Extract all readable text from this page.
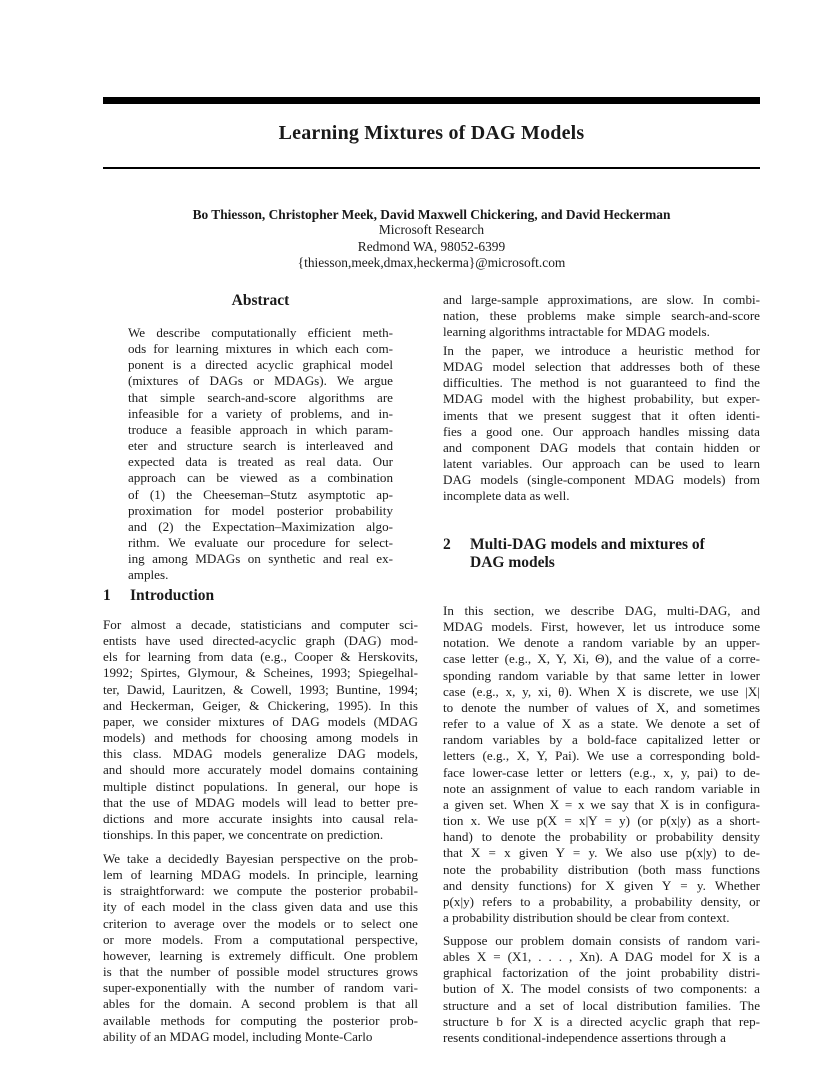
Learning Mixtures of DAG Models
Bo Thiesson, Christopher Meek, David Maxwell Chickering, and David Heckerman
Microsoft Research
Redmond WA, 98052-6399
{thiesson,meek,dmax,heckerma}@microsoft.com
Abstract
We describe computationally efficient meth-
ods for learning mixtures in which each com-
ponent is a directed acyclic graphical model
(mixtures of DAGs or MDAGs). We argue
that simple search-and-score algorithms are
infeasible for a variety of problems, and in-
troduce a feasible approach in which param-
eter and structure search is interleaved and
expected data is treated as real data. Our
approach can be viewed as a combination
of (1) the Cheeseman–Stutz asymptotic ap-
proximation for model posterior probability
and (2) the Expectation–Maximization algo-
rithm. We evaluate our procedure for select-
ing among MDAGs on synthetic and real ex-
amples.
1 Introduction
For almost a decade, statisticians and computer sci-
entists have used directed-acyclic graph (DAG) mod-
els for learning from data (e.g., Cooper & Herskovits,
1992; Spirtes, Glymour, & Scheines, 1993; Spiegelhal-
ter, Dawid, Lauritzen, & Cowell, 1993; Buntine, 1994;
and Heckerman, Geiger, & Chickering, 1995). In this
paper, we consider mixtures of DAG models (MDAG
models) and methods for choosing among models in
this class. MDAG models generalize DAG models,
and should more accurately model domains containing
multiple distinct populations. In general, our hope is
that the use of MDAG models will lead to better pre-
dictions and more accurate insights into causal rela-
tionships. In this paper, we concentrate on prediction.
We take a decidedly Bayesian perspective on the prob-
lem of learning MDAG models. In principle, learning
is straightforward: we compute the posterior probabil-
ity of each model in the class given data and use this
criterion to average over the models or to select one
or more models. From a computational perspective,
however, learning is extremely difficult. One problem
is that the number of possible model structures grows
super-exponentially with the number of random vari-
ables for the domain. A second problem is that all
available methods for computing the posterior prob-
ability of an MDAG model, including Monte-Carlo
and large-sample approximations, are slow. In combi-
nation, these problems make simple search-and-score
learning algorithms intractable for MDAG models.
In the paper, we introduce a heuristic method for
MDAG model selection that addresses both of these
difficulties. The method is not guaranteed to find the
MDAG model with the highest probability, but exper-
iments that we present suggest that it often identi-
fies a good one. Our approach handles missing data
and component DAG models that contain hidden or
latent variables. Our approach can be used to learn
DAG models (single-component MDAG models) from
incomplete data as well.
2 Multi-DAG models and mixtures of
DAG models
In this section, we describe DAG, multi-DAG, and
MDAG models. First, however, let us introduce some
notation. We denote a random variable by an upper-
case letter (e.g., X, Y, Xi, Θ), and the value of a corre-
sponding random variable by that same letter in lower
case (e.g., x, y, xi, θ). When X is discrete, we use |X|
to denote the number of values of X, and sometimes
refer to a value of X as a state. We denote a set of
random variables by a bold-face capitalized letter or
letters (e.g., X, Y, Pai). We use a corresponding bold-
face lower-case letter or letters (e.g., x, y, pai) to de-
note an assignment of value to each random variable in
a given set. When X = x we say that X is in configura-
tion x. We use p(X = x|Y = y) (or p(x|y) as a short-
hand) to denote the probability or probability density
that X = x given Y = y. We also use p(x|y) to de-
note the probability distribution (both mass functions
and density functions) for X given Y = y. Whether
p(x|y) refers to a probability, a probability density, or
a probability distribution should be clear from context.
Suppose our problem domain consists of random vari-
ables X = (X1, . . . , Xn). A DAG model for X is a
graphical factorization of the joint probability distri-
bution of X. The model consists of two components: a
structure and a set of local distribution families. The
structure b for X is a directed acyclic graph that rep-
resents conditional-independence assertions through a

====

> _Exercise goal_: Pull out all lines from the listing that contain the string "variables".

> _Correct answer_:
latent variables. Our approach can be used to learn
random variables by a bold-face capitalized letter or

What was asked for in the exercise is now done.